■ Exercise task
Each record is to be transcribed exactly.
--- start Provided data ---
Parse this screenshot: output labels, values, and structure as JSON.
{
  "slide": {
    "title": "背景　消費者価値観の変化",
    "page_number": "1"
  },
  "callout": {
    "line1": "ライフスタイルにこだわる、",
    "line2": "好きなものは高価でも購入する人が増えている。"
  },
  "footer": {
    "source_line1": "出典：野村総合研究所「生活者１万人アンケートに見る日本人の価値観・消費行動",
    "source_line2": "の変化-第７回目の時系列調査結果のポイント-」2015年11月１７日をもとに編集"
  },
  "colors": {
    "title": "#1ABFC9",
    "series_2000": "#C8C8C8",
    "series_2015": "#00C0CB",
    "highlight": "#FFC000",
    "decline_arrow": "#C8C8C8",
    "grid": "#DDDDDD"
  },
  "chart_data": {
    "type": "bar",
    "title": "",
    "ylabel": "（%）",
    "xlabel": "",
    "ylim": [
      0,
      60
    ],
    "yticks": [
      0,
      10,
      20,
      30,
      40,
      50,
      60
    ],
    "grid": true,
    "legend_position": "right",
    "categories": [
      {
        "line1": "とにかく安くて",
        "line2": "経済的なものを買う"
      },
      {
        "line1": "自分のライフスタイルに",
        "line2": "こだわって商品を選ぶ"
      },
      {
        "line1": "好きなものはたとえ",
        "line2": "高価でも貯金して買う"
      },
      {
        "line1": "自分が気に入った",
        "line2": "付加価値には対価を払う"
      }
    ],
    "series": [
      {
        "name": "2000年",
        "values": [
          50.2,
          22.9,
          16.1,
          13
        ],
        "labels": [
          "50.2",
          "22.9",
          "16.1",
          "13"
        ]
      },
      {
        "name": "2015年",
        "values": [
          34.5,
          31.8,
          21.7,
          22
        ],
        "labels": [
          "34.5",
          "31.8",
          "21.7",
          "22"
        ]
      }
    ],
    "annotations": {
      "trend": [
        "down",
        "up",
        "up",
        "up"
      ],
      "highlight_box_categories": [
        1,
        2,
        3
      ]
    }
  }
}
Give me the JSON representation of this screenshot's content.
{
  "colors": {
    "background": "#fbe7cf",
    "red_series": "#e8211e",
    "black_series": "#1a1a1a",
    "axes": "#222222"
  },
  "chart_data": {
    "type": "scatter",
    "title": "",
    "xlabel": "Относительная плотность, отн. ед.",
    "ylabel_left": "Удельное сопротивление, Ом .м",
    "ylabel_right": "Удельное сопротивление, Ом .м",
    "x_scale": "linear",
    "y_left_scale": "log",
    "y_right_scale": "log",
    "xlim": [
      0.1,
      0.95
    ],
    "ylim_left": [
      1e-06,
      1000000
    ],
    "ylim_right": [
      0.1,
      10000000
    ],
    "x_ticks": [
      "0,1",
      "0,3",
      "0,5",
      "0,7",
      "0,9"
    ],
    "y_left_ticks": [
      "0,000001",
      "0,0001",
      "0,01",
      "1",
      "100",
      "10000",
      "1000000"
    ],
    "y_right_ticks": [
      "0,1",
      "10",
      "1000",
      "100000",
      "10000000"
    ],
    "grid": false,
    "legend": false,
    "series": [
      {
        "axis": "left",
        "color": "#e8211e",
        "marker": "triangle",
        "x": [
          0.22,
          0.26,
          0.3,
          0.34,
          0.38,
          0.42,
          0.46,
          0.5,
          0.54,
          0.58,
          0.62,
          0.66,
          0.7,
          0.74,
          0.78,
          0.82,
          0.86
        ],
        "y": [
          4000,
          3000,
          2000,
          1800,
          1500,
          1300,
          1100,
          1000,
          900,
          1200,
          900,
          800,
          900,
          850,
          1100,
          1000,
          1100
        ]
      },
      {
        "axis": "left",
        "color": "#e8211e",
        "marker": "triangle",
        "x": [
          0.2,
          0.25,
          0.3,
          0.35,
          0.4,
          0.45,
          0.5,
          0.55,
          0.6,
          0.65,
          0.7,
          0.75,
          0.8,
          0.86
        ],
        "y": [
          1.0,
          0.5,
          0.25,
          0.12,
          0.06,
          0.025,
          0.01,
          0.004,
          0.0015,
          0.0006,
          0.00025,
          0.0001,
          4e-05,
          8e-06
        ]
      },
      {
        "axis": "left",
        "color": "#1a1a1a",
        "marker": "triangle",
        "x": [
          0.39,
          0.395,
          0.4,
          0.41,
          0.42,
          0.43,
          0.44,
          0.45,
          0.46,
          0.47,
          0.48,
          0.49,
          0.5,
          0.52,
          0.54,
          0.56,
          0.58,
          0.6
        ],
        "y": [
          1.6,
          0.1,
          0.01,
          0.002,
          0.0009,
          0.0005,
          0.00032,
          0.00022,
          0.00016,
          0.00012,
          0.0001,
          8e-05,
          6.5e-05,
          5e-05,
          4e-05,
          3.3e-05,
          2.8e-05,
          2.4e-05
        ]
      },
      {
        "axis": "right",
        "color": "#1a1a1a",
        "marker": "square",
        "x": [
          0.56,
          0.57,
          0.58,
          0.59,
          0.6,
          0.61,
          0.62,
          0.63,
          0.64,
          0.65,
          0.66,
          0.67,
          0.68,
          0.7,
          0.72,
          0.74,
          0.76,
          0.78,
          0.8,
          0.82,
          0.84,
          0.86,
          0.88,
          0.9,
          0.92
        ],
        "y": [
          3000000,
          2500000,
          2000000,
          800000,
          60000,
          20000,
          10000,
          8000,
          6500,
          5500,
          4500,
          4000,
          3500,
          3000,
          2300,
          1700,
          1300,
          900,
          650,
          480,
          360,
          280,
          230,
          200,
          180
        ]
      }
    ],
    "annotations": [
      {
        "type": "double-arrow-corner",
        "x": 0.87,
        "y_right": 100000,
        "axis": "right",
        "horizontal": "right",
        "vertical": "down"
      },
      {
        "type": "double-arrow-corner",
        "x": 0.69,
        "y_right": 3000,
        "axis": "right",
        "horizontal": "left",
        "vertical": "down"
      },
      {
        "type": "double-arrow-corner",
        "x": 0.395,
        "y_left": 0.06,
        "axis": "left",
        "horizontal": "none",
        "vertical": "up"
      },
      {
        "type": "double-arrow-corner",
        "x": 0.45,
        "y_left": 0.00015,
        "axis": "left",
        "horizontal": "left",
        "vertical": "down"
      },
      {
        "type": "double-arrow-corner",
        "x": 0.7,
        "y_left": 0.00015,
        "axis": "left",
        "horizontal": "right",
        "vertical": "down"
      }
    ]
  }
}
--- end Provided data ---
■ Answer to the problem
Parse this screenshot: output labels, values, and structure as JSON.
{
  "slide": {
    "title": "背景　消費者価値観の変化",
    "page_number": "1"
  },
  "callout": {
    "line1": "ライフスタイルにこだわる、",
    "line2": "好きなものは高価でも購入する人が増えている。"
  },
  "footer": {
    "source_line1": "出典：野村総合研究所「生活者１万人アンケートに見る日本人の価値観・消費行動",
    "source_line2": "の変化-第７回目の時系列調査結果のポイント-」2015年11月１７日をもとに編集"
  },
  "colors": {
    "title": "#1ABFC9",
    "series_2000": "#C8C8C8",
    "series_2015": "#00C0CB",
    "highlight": "#FFC000",
    "decline_arrow": "#C8C8C8",
    "grid": "#DDDDDD"
  },
  "chart_data": {
    "type": "bar",
    "title": "",
    "ylabel": "（%）",
    "xlabel": "",
    "ylim": [
      0,
      60
    ],
    "yticks": [
      0,
      10,
      20,
      30,
      40,
      50,
      60
    ],
    "grid": true,
    "legend_position": "right",
    "categories": [
      {
        "line1": "とにかく安くて",
        "line2": "経済的なものを買う"
      },
      {
        "line1": "自分のライフスタイルに",
        "line2": "こだわって商品を選ぶ"
      },
      {
        "line1": "好きなものはたとえ",
        "line2": "高価でも貯金して買う"
      },
      {
        "line1": "自分が気に入った",
        "line2": "付加価値には対価を払う"
      }
    ],
    "series": [
      {
        "name": "2000年",
        "values": [
          50.2,
          22.9,
          16.1,
          13
        ],
        "labels": [
          "50.2",
          "22.9",
          "16.1",
          "13"
        ]
      },
      {
        "name": "2015年",
        "values": [
          34.5,
          31.8,
          21.7,
          22
        ],
        "labels": [
          "34.5",
          "31.8",
          "21.7",
          "22"
        ]
      }
    ],
    "annotations": {
      "trend": [
        "down",
        "up",
        "up",
        "up"
      ],
      "highlight_box_categories": [
        1,
        2,
        3
      ]
    }
  }
}
Give me the JSON representation of this screenshot's content.
{
  "colors": {
    "background": "#fbe7cf",
    "red_series": "#e8211e",
    "black_series": "#1a1a1a",
    "axes": "#222222"
  },
  "chart_data": {
    "type": "scatter",
    "title": "",
    "xlabel": "Относительная плотность, отн. ед.",
    "ylabel_left": "Удельное сопротивление, Ом .м",
    "ylabel_right": "Удельное сопротивление, Ом .м",
    "x_scale": "linear",
    "y_left_scale": "log",
    "y_right_scale": "log",
    "xlim": [
      0.1,
      0.95
    ],
    "ylim_left": [
      1e-06,
      1000000
    ],
    "ylim_right": [
      0.1,
      10000000
    ],
    "x_ticks": [
      "0,1",
      "0,3",
      "0,5",
      "0,7",
      "0,9"
    ],
    "y_left_ticks": [
      "0,000001",
      "0,0001",
      "0,01",
      "1",
      "100",
      "10000",
      "1000000"
    ],
    "y_right_ticks": [
      "0,1",
      "10",
      "1000",
      "100000",
      "10000000"
    ],
    "grid": false,
    "legend": false,
    "series": [
      {
        "axis": "left",
        "color": "#e8211e",
        "marker": "triangle",
        "x": [
          0.22,
          0.26,
          0.3,
          0.34,
          0.38,
          0.42,
          0.46,
          0.5,
          0.54,
          0.58,
          0.62,
          0.66,
          0.7,
          0.74,
          0.78,
          0.82,
          0.86
        ],
        "y": [
          4000,
          3000,
          2000,
          1800,
          1500,
          1300,
          1100,
          1000,
          900,
          1200,
          900,
          800,
          900,
          850,
          1100,
          1000,
          1100
        ]
      },
      {
        "axis": "left",
        "color": "#e8211e",
        "marker": "triangle",
        "x": [
          0.2,
          0.25,
          0.3,
          0.35,
          0.4,
          0.45,
          0.5,
          0.55,
          0.6,
          0.65,
          0.7,
          0.75,
          0.8,
          0.86
        ],
        "y": [
          1.0,
          0.5,
          0.25,
          0.12,
          0.06,
          0.025,
          0.01,
          0.004,
          0.0015,
          0.0006,
          0.00025,
          0.0001,
          4e-05,
          8e-06
        ]
      },
      {
        "axis": "left",
        "color": "#1a1a1a",
        "marker": "triangle",
        "x": [
          0.39,
          0.395,
          0.4,
          0.41,
          0.42,
          0.43,
          0.44,
          0.45,
          0.46,
          0.47,
          0.48,
          0.49,
          0.5,
          0.52,
          0.54,
          0.56,
          0.58,
          0.6
        ],
        "y": [
          1.6,
          0.1,
          0.01,
          0.002,
          0.0009,
          0.0005,
          0.00032,
          0.00022,
          0.00016,
          0.00012,
          0.0001,
          8e-05,
          6.5e-05,
          5e-05,
          4e-05,
          3.3e-05,
          2.8e-05,
          2.4e-05
        ]
      },
      {
        "axis": "right",
        "color": "#1a1a1a",
        "marker": "square",
        "x": [
          0.56,
          0.57,
          0.58,
          0.59,
          0.6,
          0.61,
          0.62,
          0.63,
          0.64,
          0.65,
          0.66,
          0.67,
          0.68,
          0.7,
          0.72,
          0.74,
          0.76,
          0.78,
          0.8,
          0.82,
          0.84,
          0.86,
          0.88,
          0.9,
          0.92
        ],
        "y": [
          3000000,
          2500000,
          2000000,
          800000,
          60000,
          20000,
          10000,
          8000,
          6500,
          5500,
          4500,
          4000,
          3500,
          3000,
          2300,
          1700,
          1300,
          900,
          650,
          480,
          360,
          280,
          230,
          200,
          180
        ]
      }
    ],
    "annotations": [
      {
        "type": "double-arrow-corner",
        "x": 0.87,
        "y_right": 100000,
        "axis": "right",
        "horizontal": "right",
        "vertical": "down"
      },
      {
        "type": "double-arrow-corner",
        "x": 0.69,
        "y_right": 3000,
        "axis": "right",
        "horizontal": "left",
        "vertical": "down"
      },
      {
        "type": "double-arrow-corner",
        "x": 0.395,
        "y_left": 0.06,
        "axis": "left",
        "horizontal": "none",
        "vertical": "up"
      },
      {
        "type": "double-arrow-corner",
        "x": 0.45,
        "y_left": 0.00015,
        "axis": "left",
        "horizontal": "left",
        "vertical": "down"
      },
      {
        "type": "double-arrow-corner",
        "x": 0.7,
        "y_left": 0.00015,
        "axis": "left",
        "horizontal": "right",
        "vertical": "down"
      }
    ]
  }
}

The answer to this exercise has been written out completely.